::: DATA FOR PROCESSING :::

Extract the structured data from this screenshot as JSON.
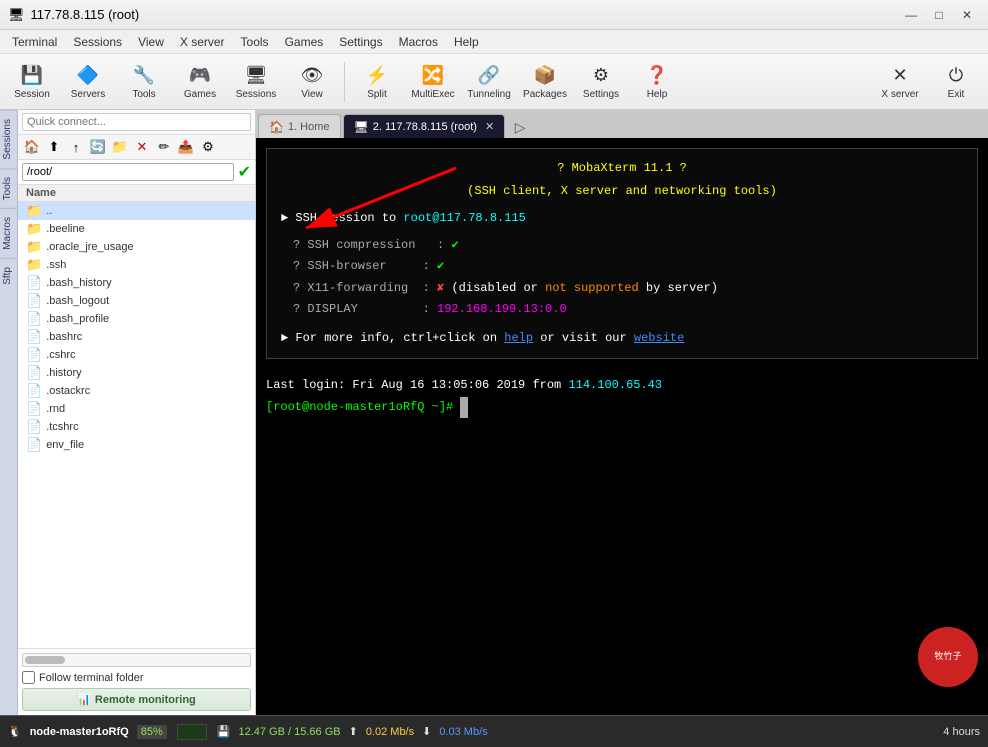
{
  "titlebar": {
    "title": "117.78.8.115 (root)",
    "icon": "🖥",
    "min_btn": "—",
    "max_btn": "□",
    "close_btn": "✕"
  },
  "menubar": {
    "items": [
      "Terminal",
      "Sessions",
      "View",
      "X server",
      "Tools",
      "Games",
      "Settings",
      "Macros",
      "Help"
    ]
  },
  "toolbar": {
    "buttons": [
      {
        "label": "Session",
        "icon": "💾"
      },
      {
        "label": "Servers",
        "icon": "🔷"
      },
      {
        "label": "Tools",
        "icon": "🔧"
      },
      {
        "label": "Games",
        "icon": "🎮"
      },
      {
        "label": "Sessions",
        "icon": "🖥"
      },
      {
        "label": "View",
        "icon": "👁"
      },
      {
        "label": "Split",
        "icon": "⚡"
      },
      {
        "label": "MultiExec",
        "icon": "🔀"
      },
      {
        "label": "Tunneling",
        "icon": "🔗"
      },
      {
        "label": "Packages",
        "icon": "📦"
      },
      {
        "label": "Settings",
        "icon": "⚙"
      },
      {
        "label": "Help",
        "icon": "❓"
      }
    ],
    "right_buttons": [
      {
        "label": "X server",
        "icon": "✕"
      },
      {
        "label": "Exit",
        "icon": "⏻"
      }
    ]
  },
  "sidebar": {
    "labels": [
      "Sessions",
      "Tools",
      "Macros",
      "Sftp"
    ]
  },
  "left_panel": {
    "quick_connect_placeholder": "Quick connect...",
    "path": "/root/",
    "file_list_header": "Name",
    "files": [
      {
        "name": "..",
        "type": "folder"
      },
      {
        "name": ".beeline",
        "type": "folder"
      },
      {
        "name": ".oracle_jre_usage",
        "type": "folder"
      },
      {
        "name": ".ssh",
        "type": "folder"
      },
      {
        "name": ".bash_history",
        "type": "file"
      },
      {
        "name": ".bash_logout",
        "type": "file"
      },
      {
        "name": ".bash_profile",
        "type": "file"
      },
      {
        "name": ".bashrc",
        "type": "file"
      },
      {
        "name": ".cshrc",
        "type": "file"
      },
      {
        "name": ".history",
        "type": "file"
      },
      {
        "name": ".ostackrc",
        "type": "file"
      },
      {
        "name": ".rnd",
        "type": "file"
      },
      {
        "name": ".tcshrc",
        "type": "file"
      },
      {
        "name": "env_file",
        "type": "file"
      }
    ],
    "follow_folder_label": "Follow terminal folder",
    "remote_monitoring_label": "Remote monitoring",
    "remote_monitoring_icon": "📊"
  },
  "tabs": [
    {
      "label": "1. Home",
      "icon": "🏠",
      "active": false,
      "closeable": false
    },
    {
      "label": "2. 117.78.8.115 (root)",
      "icon": "🖥",
      "active": true,
      "closeable": true
    }
  ],
  "terminal": {
    "info_box": {
      "line1": "? MobaXterm 11.1 ?",
      "line2": "(SSH client, X server and networking tools)",
      "line3": "► SSH session to root@117.78.8.115",
      "checks": [
        {
          "label": "SSH compression",
          "value": "✔",
          "ok": true
        },
        {
          "label": "SSH-browser",
          "value": "✔",
          "ok": true
        },
        {
          "label": "X11-forwarding",
          "value": "✘",
          "ok": false,
          "extra": "(disabled or not supported by server)"
        },
        {
          "label": "DISPLAY",
          "value": "192.168.199.13:0.0",
          "ok": false
        }
      ],
      "footer": "► For more info, ctrl+click on help or visit our website"
    },
    "last_login": "Last login: Fri Aug 16 13:05:06 2019 from 114.100.65.43",
    "prompt": "[root@node-master1oRfQ ~]# "
  },
  "statusbar": {
    "hostname": "node-master1oRfQ",
    "cpu_percent": "85%",
    "disk": "12.47 GB / 15.66 GB",
    "upload": "0.02 Mb/s",
    "download": "0.03 Mb/s",
    "time": "4 hours"
  },
  "watermark": {
    "line1": "牧竹子",
    "line2": ""
  },
  "colors": {
    "accent_blue": "#4488ff",
    "term_yellow": "#ffff00",
    "term_green": "#00ff00",
    "term_cyan": "#00ffff",
    "term_magenta": "#ff00ff",
    "status_green": "#8fdf5f"
  }
}
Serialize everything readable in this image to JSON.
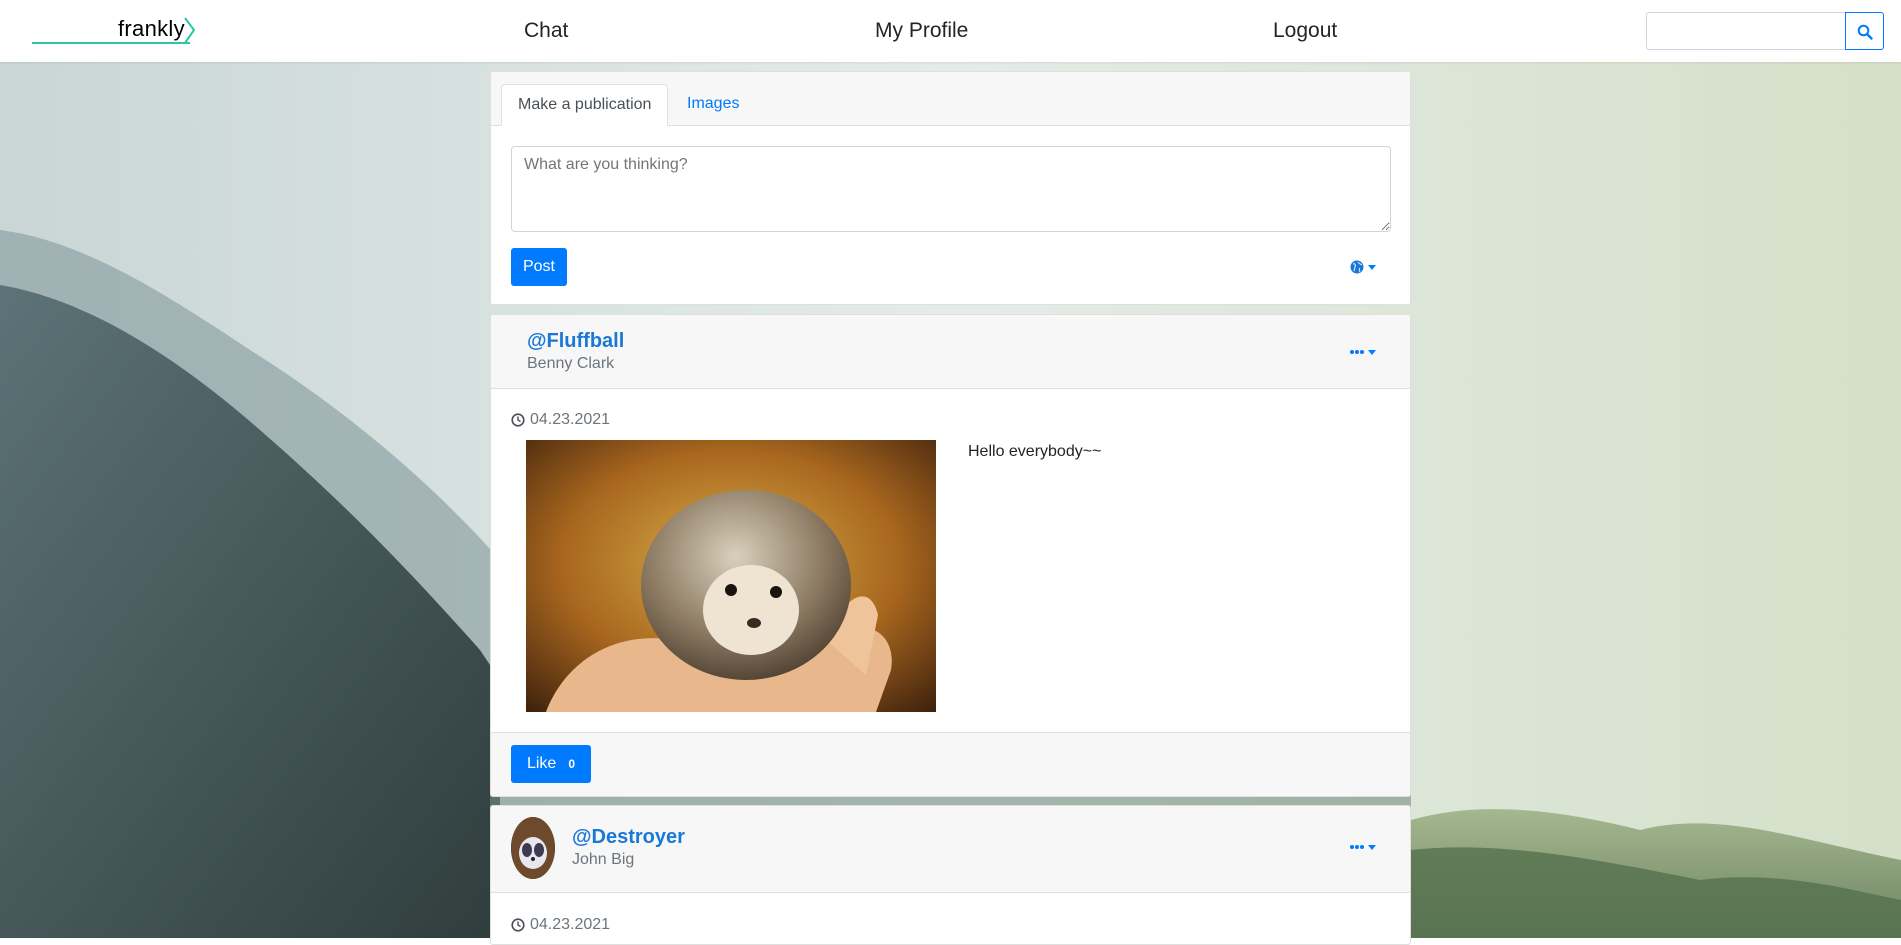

:::

TASK DETAILS =
Do not copy the pictures, but repeat every line exactly.

OUTPUT BELOW =
Extract the structured data from this screenshot as JSON.
{
  "titlebar": {
    "title": "117.78.8.115 (root)",
    "icon": "🖥",
    "min_btn": "—",
    "max_btn": "□",
    "close_btn": "✕"
  },
  "menubar": {
    "items": [
      "Terminal",
      "Sessions",
      "View",
      "X server",
      "Tools",
      "Games",
      "Settings",
      "Macros",
      "Help"
    ]
  },
  "toolbar": {
    "buttons": [
      {
        "label": "Session",
        "icon": "💾"
      },
      {
        "label": "Servers",
        "icon": "🔷"
      },
      {
        "label": "Tools",
        "icon": "🔧"
      },
      {
        "label": "Games",
        "icon": "🎮"
      },
      {
        "label": "Sessions",
        "icon": "🖥"
      },
      {
        "label": "View",
        "icon": "👁"
      },
      {
        "label": "Split",
        "icon": "⚡"
      },
      {
        "label": "MultiExec",
        "icon": "🔀"
      },
      {
        "label": "Tunneling",
        "icon": "🔗"
      },
      {
        "label": "Packages",
        "icon": "📦"
      },
      {
        "label": "Settings",
        "icon": "⚙"
      },
      {
        "label": "Help",
        "icon": "❓"
      }
    ],
    "right_buttons": [
      {
        "label": "X server",
        "icon": "✕"
      },
      {
        "label": "Exit",
        "icon": "⏻"
      }
    ]
  },
  "sidebar": {
    "labels": [
      "Sessions",
      "Tools",
      "Macros",
      "Sftp"
    ]
  },
  "left_panel": {
    "quick_connect_placeholder": "Quick connect...",
    "path": "/root/",
    "file_list_header": "Name",
    "files": [
      {
        "name": "..",
        "type": "folder"
      },
      {
        "name": ".beeline",
        "type": "folder"
      },
      {
        "name": ".oracle_jre_usage",
        "type": "folder"
      },
      {
        "name": ".ssh",
        "type": "folder"
      },
      {
        "name": ".bash_history",
        "type": "file"
      },
      {
        "name": ".bash_logout",
        "type": "file"
      },
      {
        "name": ".bash_profile",
        "type": "file"
      },
      {
        "name": ".bashrc",
        "type": "file"
      },
      {
        "name": ".cshrc",
        "type": "file"
      },
      {
        "name": ".history",
        "type": "file"
      },
      {
        "name": ".ostackrc",
        "type": "file"
      },
      {
        "name": ".rnd",
        "type": "file"
      },
      {
        "name": ".tcshrc",
        "type": "file"
      },
      {
        "name": "env_file",
        "type": "file"
      }
    ],
    "follow_folder_label": "Follow terminal folder",
    "remote_monitoring_label": "Remote monitoring",
    "remote_monitoring_icon": "📊"
  },
  "tabs": [
    {
      "label": "1. Home",
      "icon": "🏠",
      "active": false,
      "closeable": false
    },
    {
      "label": "2. 117.78.8.115 (root)",
      "icon": "🖥",
      "active": true,
      "closeable": true
    }
  ],
  "terminal": {
    "info_box": {
      "line1": "? MobaXterm 11.1 ?",
      "line2": "(SSH client, X server and networking tools)",
      "line3": "► SSH session to root@117.78.8.115",
      "checks": [
        {
          "label": "SSH compression",
          "value": "✔",
          "ok": true
        },
        {
          "label": "SSH-browser",
          "value": "✔",
          "ok": true
        },
        {
          "label": "X11-forwarding",
          "value": "✘",
          "ok": false,
          "extra": "(disabled or not supported by server)"
        },
        {
          "label": "DISPLAY",
          "value": "192.168.199.13:0.0",
          "ok": false
        }
      ],
      "footer": "► For more info, ctrl+click on help or visit our website"
    },
    "last_login": "Last login: Fri Aug 16 13:05:06 2019 from 114.100.65.43",
    "prompt": "[root@node-master1oRfQ ~]# "
  },
  "statusbar": {
    "hostname": "node-master1oRfQ",
    "cpu_percent": "85%",
    "disk": "12.47 GB / 15.66 GB",
    "upload": "0.02 Mb/s",
    "download": "0.03 Mb/s",
    "time": "4 hours"
  },
  "watermark": {
    "line1": "牧竹子",
    "line2": ""
  },
  "colors": {
    "accent_blue": "#4488ff",
    "term_yellow": "#ffff00",
    "term_green": "#00ff00",
    "term_cyan": "#00ffff",
    "term_magenta": "#ff00ff",
    "status_green": "#8fdf5f"
  }
}
Serialize everything readable in this image to JSON.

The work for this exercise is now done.